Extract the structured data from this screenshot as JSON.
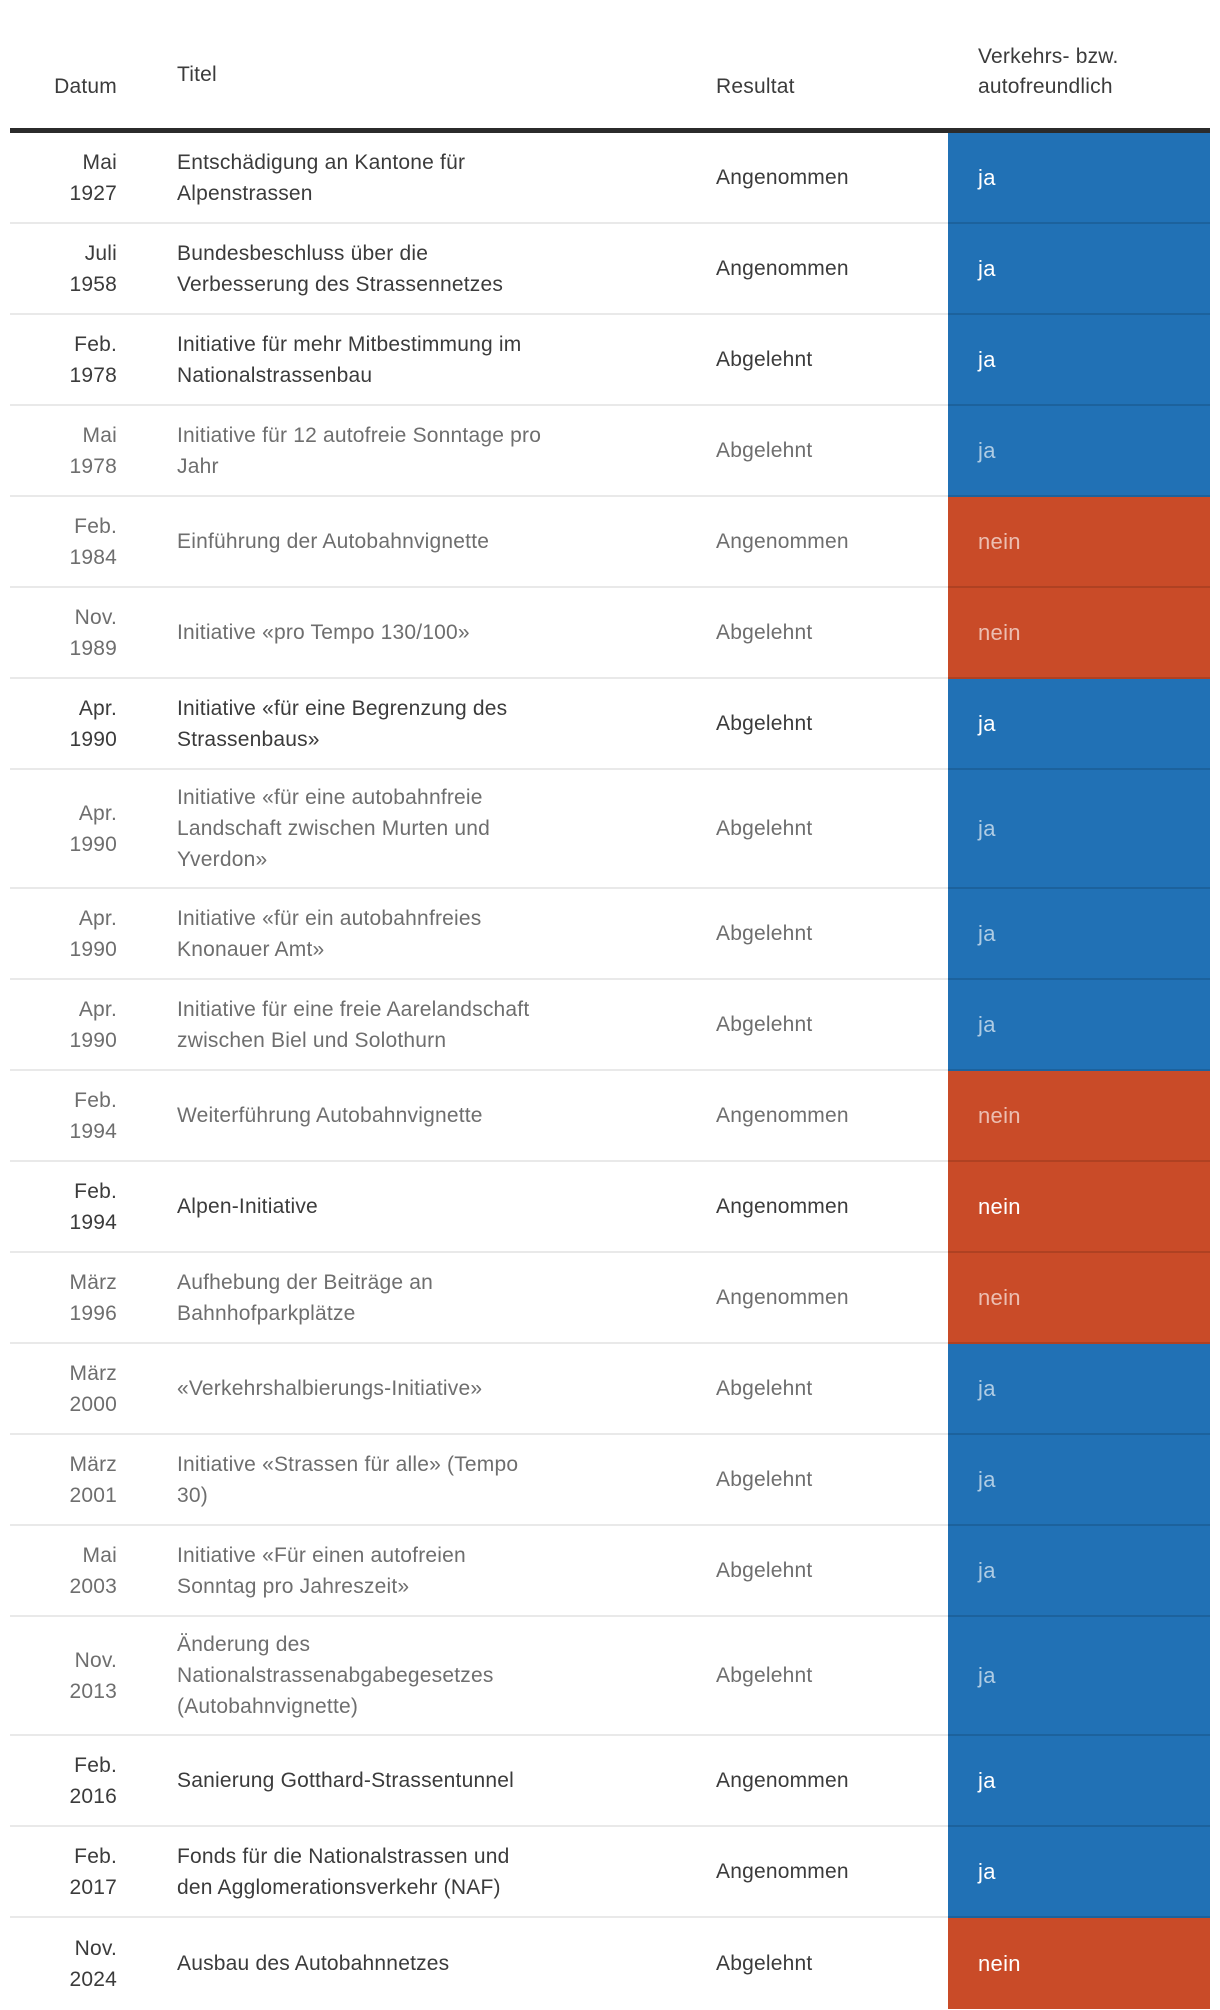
{
  "colors": {
    "blue": "#2171b5",
    "red": "#c94b28",
    "header_rule": "#2b2b2b",
    "divider": "#e9e9e9",
    "text_emphasized": "#3b3b3b",
    "text_dimmed": "#6e6e6e"
  },
  "chart_data": {
    "type": "table",
    "columns": [
      "Datum",
      "Titel",
      "Resultat",
      [
        "Verkehrs- bzw.",
        "autofreundlich"
      ]
    ],
    "rows": [
      {
        "date": [
          "Mai",
          "1927"
        ],
        "title": [
          "Entschädigung an Kantone für",
          "Alpenstrassen"
        ],
        "result": "Angenommen",
        "verdict": "ja",
        "verdict_color": "blue",
        "emphasized": true
      },
      {
        "date": [
          "Juli",
          "1958"
        ],
        "title": [
          "Bundesbeschluss über die",
          "Verbesserung des Strassennetzes"
        ],
        "result": "Angenommen",
        "verdict": "ja",
        "verdict_color": "blue",
        "emphasized": true
      },
      {
        "date": [
          "Feb.",
          "1978"
        ],
        "title": [
          "Initiative für mehr Mitbestimmung im",
          "Nationalstrassenbau"
        ],
        "result": "Abgelehnt",
        "verdict": "ja",
        "verdict_color": "blue",
        "emphasized": true
      },
      {
        "date": [
          "Mai",
          "1978"
        ],
        "title": [
          "Initiative für 12 autofreie Sonntage pro",
          "Jahr"
        ],
        "result": "Abgelehnt",
        "verdict": "ja",
        "verdict_color": "blue",
        "emphasized": false
      },
      {
        "date": [
          "Feb.",
          "1984"
        ],
        "title": [
          "Einführung der Autobahnvignette"
        ],
        "result": "Angenommen",
        "verdict": "nein",
        "verdict_color": "red",
        "emphasized": false
      },
      {
        "date": [
          "Nov.",
          "1989"
        ],
        "title": [
          "Initiative «pro Tempo 130/100»"
        ],
        "result": "Abgelehnt",
        "verdict": "nein",
        "verdict_color": "red",
        "emphasized": false
      },
      {
        "date": [
          "Apr.",
          "1990"
        ],
        "title": [
          "Initiative «für eine Begrenzung des",
          "Strassenbaus»"
        ],
        "result": "Abgelehnt",
        "verdict": "ja",
        "verdict_color": "blue",
        "emphasized": true
      },
      {
        "date": [
          "Apr.",
          "1990"
        ],
        "title": [
          "Initiative «für eine autobahnfreie",
          "Landschaft zwischen Murten und",
          "Yverdon»"
        ],
        "result": "Abgelehnt",
        "verdict": "ja",
        "verdict_color": "blue",
        "emphasized": false
      },
      {
        "date": [
          "Apr.",
          "1990"
        ],
        "title": [
          "Initiative «für ein autobahnfreies",
          "Knonauer Amt»"
        ],
        "result": "Abgelehnt",
        "verdict": "ja",
        "verdict_color": "blue",
        "emphasized": false
      },
      {
        "date": [
          "Apr.",
          "1990"
        ],
        "title": [
          "Initiative für eine freie Aarelandschaft",
          "zwischen Biel und Solothurn"
        ],
        "result": "Abgelehnt",
        "verdict": "ja",
        "verdict_color": "blue",
        "emphasized": false
      },
      {
        "date": [
          "Feb.",
          "1994"
        ],
        "title": [
          "Weiterführung Autobahnvignette"
        ],
        "result": "Angenommen",
        "verdict": "nein",
        "verdict_color": "red",
        "emphasized": false
      },
      {
        "date": [
          "Feb.",
          "1994"
        ],
        "title": [
          "Alpen-Initiative"
        ],
        "result": "Angenommen",
        "verdict": "nein",
        "verdict_color": "red",
        "emphasized": true
      },
      {
        "date": [
          "März",
          "1996"
        ],
        "title": [
          "Aufhebung der Beiträge an",
          "Bahnhofparkplätze"
        ],
        "result": "Angenommen",
        "verdict": "nein",
        "verdict_color": "red",
        "emphasized": false
      },
      {
        "date": [
          "März",
          "2000"
        ],
        "title": [
          "«Verkehrshalbierungs-Initiative»"
        ],
        "result": "Abgelehnt",
        "verdict": "ja",
        "verdict_color": "blue",
        "emphasized": false
      },
      {
        "date": [
          "März",
          "2001"
        ],
        "title": [
          "Initiative «Strassen für alle» (Tempo",
          "30)"
        ],
        "result": "Abgelehnt",
        "verdict": "ja",
        "verdict_color": "blue",
        "emphasized": false
      },
      {
        "date": [
          "Mai",
          "2003"
        ],
        "title": [
          "Initiative «Für einen autofreien",
          "Sonntag pro Jahreszeit»"
        ],
        "result": "Abgelehnt",
        "verdict": "ja",
        "verdict_color": "blue",
        "emphasized": false
      },
      {
        "date": [
          "Nov.",
          "2013"
        ],
        "title": [
          "Änderung des",
          "Nationalstrassenabgabegesetzes",
          "(Autobahnvignette)"
        ],
        "result": "Abgelehnt",
        "verdict": "ja",
        "verdict_color": "blue",
        "emphasized": false
      },
      {
        "date": [
          "Feb.",
          "2016"
        ],
        "title": [
          "Sanierung Gotthard-Strassentunnel"
        ],
        "result": "Angenommen",
        "verdict": "ja",
        "verdict_color": "blue",
        "emphasized": true
      },
      {
        "date": [
          "Feb.",
          "2017"
        ],
        "title": [
          "Fonds für die Nationalstrassen und",
          "den Agglomerationsverkehr (NAF)"
        ],
        "result": "Angenommen",
        "verdict": "ja",
        "verdict_color": "blue",
        "emphasized": true
      },
      {
        "date": [
          "Nov.",
          "2024"
        ],
        "title": [
          "Ausbau des Autobahnnetzes"
        ],
        "result": "Abgelehnt",
        "verdict": "nein",
        "verdict_color": "red",
        "emphasized": true
      }
    ]
  }
}
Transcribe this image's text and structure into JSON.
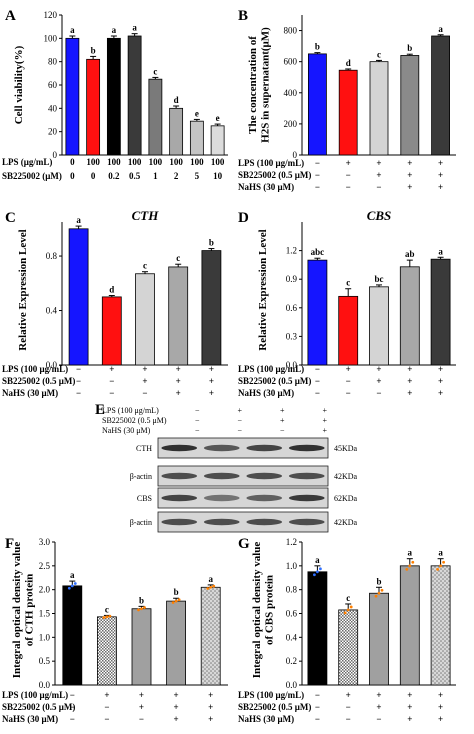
{
  "colors": {
    "blue": "#1515ff",
    "red": "#ff1010",
    "light_gray": "#d4d4d4",
    "mid_gray": "#a8a8a8",
    "dark_gray": "#7a7a7a",
    "charcoal": "#3a3a3a",
    "black": "#000000",
    "orange_points": "#ff8000",
    "blue_points": "#2f6fff"
  },
  "chart_data": [
    {
      "panel": "A",
      "type": "bar",
      "ylabel": "Cell viability(%)",
      "ylim": [
        0,
        120
      ],
      "yticks": [
        0,
        20,
        40,
        60,
        80,
        100,
        120
      ],
      "values": [
        100,
        82,
        100,
        102,
        65,
        40,
        29,
        25
      ],
      "errors": [
        2,
        2.5,
        2,
        2,
        1.5,
        2,
        1.5,
        1.5
      ],
      "letters": [
        "a",
        "b",
        "a",
        "a",
        "c",
        "d",
        "e",
        "e"
      ],
      "colors": [
        "#1515ff",
        "#ff1010",
        "#000000",
        "#3a3a3a",
        "#7a7a7a",
        "#a8a8a8",
        "#c4c4c4",
        "#dcdcdc"
      ],
      "conditions": [
        {
          "label": "LPS (μg/mL)",
          "values": [
            "0",
            "100",
            "100",
            "100",
            "100",
            "100",
            "100",
            "100"
          ]
        },
        {
          "label": "SB225002 (μM)",
          "values": [
            "0",
            "0",
            "0.2",
            "0.5",
            "1",
            "2",
            "5",
            "10"
          ]
        }
      ]
    },
    {
      "panel": "B",
      "type": "bar",
      "ylabel": "The concentration of H2S in supernatant(μM)",
      "ylim": [
        0,
        900
      ],
      "yticks": [
        0,
        200,
        400,
        600,
        800
      ],
      "values": [
        650,
        545,
        600,
        640,
        765
      ],
      "errors": [
        8,
        8,
        8,
        8,
        8
      ],
      "letters": [
        "b",
        "d",
        "c",
        "b",
        "a"
      ],
      "colors": [
        "#1515ff",
        "#ff1010",
        "#d4d4d4",
        "#8a8a8a",
        "#3a3a3a"
      ],
      "conditions": [
        {
          "label": "LPS (100 μg/mL)",
          "values": [
            "−",
            "+",
            "+",
            "+",
            "+"
          ]
        },
        {
          "label": "SB225002 (0.5 μM)",
          "values": [
            "−",
            "−",
            "+",
            "+",
            "+"
          ]
        },
        {
          "label": "NaHS (30 μM)",
          "values": [
            "−",
            "−",
            "−",
            "+",
            "+"
          ]
        }
      ]
    },
    {
      "panel": "C",
      "type": "bar",
      "title": "CTH",
      "ylabel": "Relative Expression Level",
      "ylim": [
        0,
        1.05
      ],
      "yticks": [
        0.0,
        0.4,
        0.8
      ],
      "values": [
        1.0,
        0.5,
        0.67,
        0.72,
        0.84
      ],
      "errors": [
        0.02,
        0.01,
        0.015,
        0.02,
        0.015
      ],
      "letters": [
        "a",
        "d",
        "c",
        "c",
        "b"
      ],
      "colors": [
        "#1515ff",
        "#ff1010",
        "#d4d4d4",
        "#a8a8a8",
        "#3a3a3a"
      ],
      "conditions": [
        {
          "label": "LPS (100 μg/mL)",
          "values": [
            "−",
            "+",
            "+",
            "+",
            "+"
          ]
        },
        {
          "label": "SB225002 (0.5 μM)",
          "values": [
            "−",
            "−",
            "+",
            "+",
            "+"
          ]
        },
        {
          "label": "NaHS (30 μM)",
          "values": [
            "−",
            "−",
            "−",
            "+",
            "+"
          ]
        }
      ]
    },
    {
      "panel": "D",
      "type": "bar",
      "title": "CBS",
      "ylabel": "Relative Expression Level",
      "ylim": [
        0,
        1.5
      ],
      "yticks": [
        0.0,
        0.3,
        0.6,
        0.9,
        1.2
      ],
      "values": [
        1.1,
        0.72,
        0.82,
        1.03,
        1.11
      ],
      "errors": [
        0.02,
        0.08,
        0.02,
        0.07,
        0.02
      ],
      "letters": [
        "abc",
        "c",
        "bc",
        "ab",
        "a"
      ],
      "colors": [
        "#1515ff",
        "#ff1010",
        "#d4d4d4",
        "#a8a8a8",
        "#3a3a3a"
      ],
      "conditions": [
        {
          "label": "LPS (100 μg/mL)",
          "values": [
            "−",
            "+",
            "+",
            "+",
            "+"
          ]
        },
        {
          "label": "SB225002 (0.5 μM)",
          "values": [
            "−",
            "−",
            "+",
            "+",
            "+"
          ]
        },
        {
          "label": "NaHS (30 μM)",
          "values": [
            "−",
            "−",
            "−",
            "+",
            "+"
          ]
        }
      ]
    },
    {
      "panel": "F",
      "type": "bar",
      "ylabel": "Integral optical density value of CTH protein",
      "ylim": [
        0,
        3.0
      ],
      "yticks": [
        0.0,
        0.5,
        1.0,
        1.5,
        2.0,
        2.5,
        3.0
      ],
      "values": [
        2.08,
        1.43,
        1.6,
        1.76,
        2.05
      ],
      "errors": [
        0.1,
        0.03,
        0.05,
        0.06,
        0.05
      ],
      "letters": [
        "a",
        "c",
        "b",
        "b",
        "a"
      ],
      "colors": [
        "#000000",
        "pattern",
        "#a0a0a0",
        "#a0a0a0",
        "pattern"
      ],
      "conditions": [
        {
          "label": "LPS (100 μg/mL)",
          "values": [
            "−",
            "+",
            "+",
            "+",
            "+"
          ]
        },
        {
          "label": "SB225002 (0.5 μM)",
          "values": [
            "−",
            "−",
            "+",
            "+",
            "+"
          ]
        },
        {
          "label": "NaHS (30 μM)",
          "values": [
            "−",
            "−",
            "−",
            "+",
            "+"
          ]
        }
      ]
    },
    {
      "panel": "G",
      "type": "bar",
      "ylabel": "Integral optical density value of CBS protein",
      "ylim": [
        0,
        1.2
      ],
      "yticks": [
        0.0,
        0.2,
        0.4,
        0.6,
        0.8,
        1.0,
        1.2
      ],
      "values": [
        0.95,
        0.63,
        0.77,
        1.0,
        1.0
      ],
      "errors": [
        0.05,
        0.05,
        0.05,
        0.06,
        0.06
      ],
      "letters": [
        "a",
        "c",
        "b",
        "a",
        "a"
      ],
      "colors": [
        "#000000",
        "pattern",
        "#a0a0a0",
        "#a0a0a0",
        "pattern"
      ],
      "conditions": [
        {
          "label": "LPS (100 μg/mL)",
          "values": [
            "−",
            "+",
            "+",
            "+",
            "+"
          ]
        },
        {
          "label": "SB225002 (0.5 μM)",
          "values": [
            "−",
            "−",
            "+",
            "+",
            "+"
          ]
        },
        {
          "label": "NaHS (30 μM)",
          "values": [
            "−",
            "−",
            "−",
            "+",
            "+"
          ]
        }
      ]
    }
  ],
  "blot": {
    "panel": "E",
    "conditions": [
      {
        "label": "LPS (100 μg/mL)",
        "values": [
          "−",
          "+",
          "+",
          "+"
        ]
      },
      {
        "label": "SB225002 (0.5 μM)",
        "values": [
          "−",
          "−",
          "+",
          "+"
        ]
      },
      {
        "label": "NaHS (30 μM)",
        "values": [
          "−",
          "−",
          "−",
          "+"
        ]
      }
    ],
    "rows": [
      {
        "left": "CTH",
        "right": "45KDa",
        "intensity": [
          0.95,
          0.75,
          0.85,
          0.95
        ]
      },
      {
        "left": "β-actin",
        "right": "42KDa",
        "intensity": [
          0.8,
          0.8,
          0.8,
          0.8
        ]
      },
      {
        "left": "CBS",
        "right": "62KDa",
        "intensity": [
          0.85,
          0.6,
          0.7,
          0.9
        ]
      },
      {
        "left": "β-actin",
        "right": "42KDa",
        "intensity": [
          0.8,
          0.8,
          0.8,
          0.8
        ]
      }
    ]
  }
}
--------------------------------------------------
EXERCISE DETAILS - Report each line of the material above where the word "left" appears.

TASK RESULT -
        "left": "CTH",
        "left": "β-actin",
        "left": "CBS",
        "left": "β-actin",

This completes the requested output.